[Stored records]
——————

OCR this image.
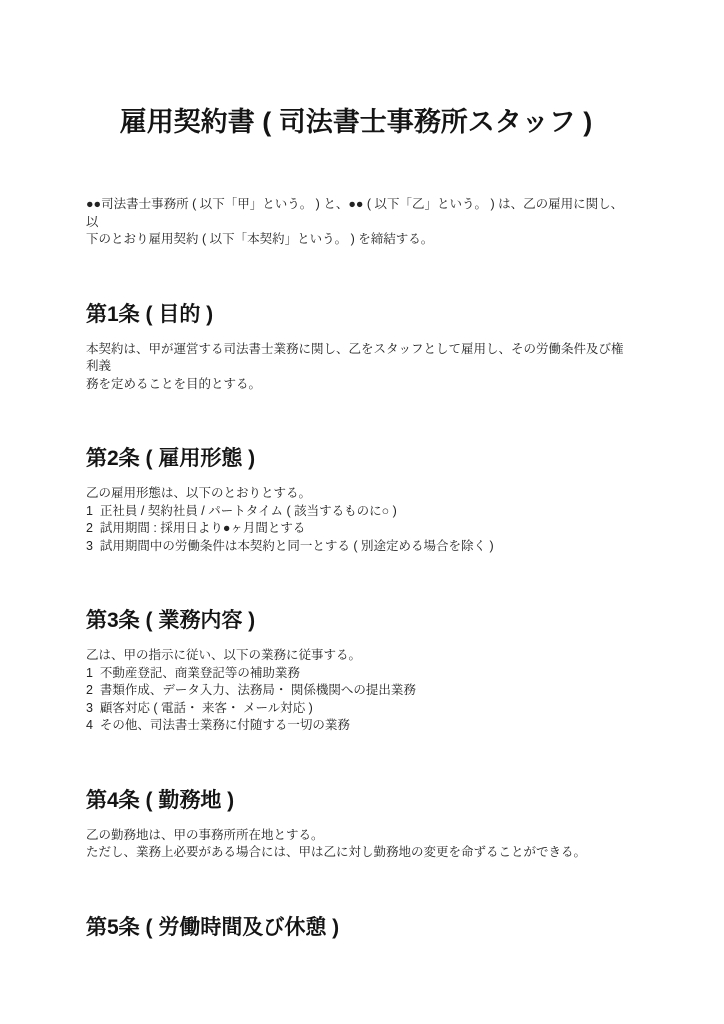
雇用契約書 ( 司法書士事務所スタッフ )
●●司法書士事務所 ( 以下「甲」という。 ) と、●● ( 以下「乙」という。 ) は、乙の雇用に関し、以
下のとおり雇用契約 ( 以下「本契約」という。 ) を締結する。
第1条 ( 目的 )
本契約は、甲が運営する司法書士業務に関し、乙をスタッフとして雇用し、その労働条件及び権利義
務を定めることを目的とする。
第2条 ( 雇用形態 )
乙の雇用形態は、以下のとおりとする。
1  正社員 / 契約社員 / パートタイム ( 該当するものに○ )
2  試用期間 : 採用日より●ヶ月間とする
3  試用期間中の労働条件は本契約と同一とする ( 別途定める場合を除く )
第3条 ( 業務内容 )
乙は、甲の指示に従い、以下の業務に従事する。
1  不動産登記、商業登記等の補助業務
2  書類作成、データ入力、法務局・ 関係機関への提出業務
3  顧客対応 ( 電話・ 来客・ メール対応 )
4  その他、司法書士業務に付随する一切の業務
第4条 ( 勤務地 )
乙の勤務地は、甲の事務所所在地とする。
ただし、業務上必要がある場合には、甲は乙に対し勤務地の変更を命ずることができる。
第5条 ( 労働時間及び休憩 )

——————

▸ **What the exercise asks**: Transcribe every record above exactly as written, leaving out any pictures.

▸ **Expected answer**:
OCR this image.
雇用契約書 ( 司法書士事務所スタッフ )
●●司法書士事務所 ( 以下「甲」という。 ) と、●● ( 以下「乙」という。 ) は、乙の雇用に関し、以
下のとおり雇用契約 ( 以下「本契約」という。 ) を締結する。
第1条 ( 目的 )
本契約は、甲が運営する司法書士業務に関し、乙をスタッフとして雇用し、その労働条件及び権利義
務を定めることを目的とする。
第2条 ( 雇用形態 )
乙の雇用形態は、以下のとおりとする。
1  正社員 / 契約社員 / パートタイム ( 該当するものに○ )
2  試用期間 : 採用日より●ヶ月間とする
3  試用期間中の労働条件は本契約と同一とする ( 別途定める場合を除く )
第3条 ( 業務内容 )
乙は、甲の指示に従い、以下の業務に従事する。
1  不動産登記、商業登記等の補助業務
2  書類作成、データ入力、法務局・ 関係機関への提出業務
3  顧客対応 ( 電話・ 来客・ メール対応 )
4  その他、司法書士業務に付随する一切の業務
第4条 ( 勤務地 )
乙の勤務地は、甲の事務所所在地とする。
ただし、業務上必要がある場合には、甲は乙に対し勤務地の変更を命ずることができる。
第5条 ( 労働時間及び休憩 )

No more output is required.